Repeat the material exactly, leaving nothing out.

### [Material to process]
— start —

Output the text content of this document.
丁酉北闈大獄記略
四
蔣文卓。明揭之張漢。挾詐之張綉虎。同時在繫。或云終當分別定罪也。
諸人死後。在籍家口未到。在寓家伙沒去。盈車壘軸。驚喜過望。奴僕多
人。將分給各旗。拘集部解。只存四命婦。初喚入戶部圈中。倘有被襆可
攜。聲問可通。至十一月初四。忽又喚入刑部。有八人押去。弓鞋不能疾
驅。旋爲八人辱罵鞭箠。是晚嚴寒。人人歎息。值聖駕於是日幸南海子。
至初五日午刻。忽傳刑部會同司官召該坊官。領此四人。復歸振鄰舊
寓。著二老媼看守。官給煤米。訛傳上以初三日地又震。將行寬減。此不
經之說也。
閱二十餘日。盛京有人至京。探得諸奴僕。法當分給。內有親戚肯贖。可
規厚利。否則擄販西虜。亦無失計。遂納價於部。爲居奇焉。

— end —

### [Correct output]
Output the text content of this document.
丁酉北闈大獄記略
四
蔣文卓。明揭之張漢。挾詐之張綉虎。同時在繫。或云終當分別定罪也。
諸人死後。在籍家口未到。在寓家伙沒去。盈車壘軸。驚喜過望。奴僕多
人。將分給各旗。拘集部解。只存四命婦。初喚入戶部圈中。倘有被襆可
攜。聲問可通。至十一月初四。忽又喚入刑部。有八人押去。弓鞋不能疾
驅。旋爲八人辱罵鞭箠。是晚嚴寒。人人歎息。值聖駕於是日幸南海子。
至初五日午刻。忽傳刑部會同司官召該坊官。領此四人。復歸振鄰舊
寓。著二老媼看守。官給煤米。訛傳上以初三日地又震。將行寬減。此不
經之說也。
閱二十餘日。盛京有人至京。探得諸奴僕。法當分給。內有親戚肯贖。可
規厚利。否則擄販西虜。亦無失計。遂納價於部。爲居奇焉。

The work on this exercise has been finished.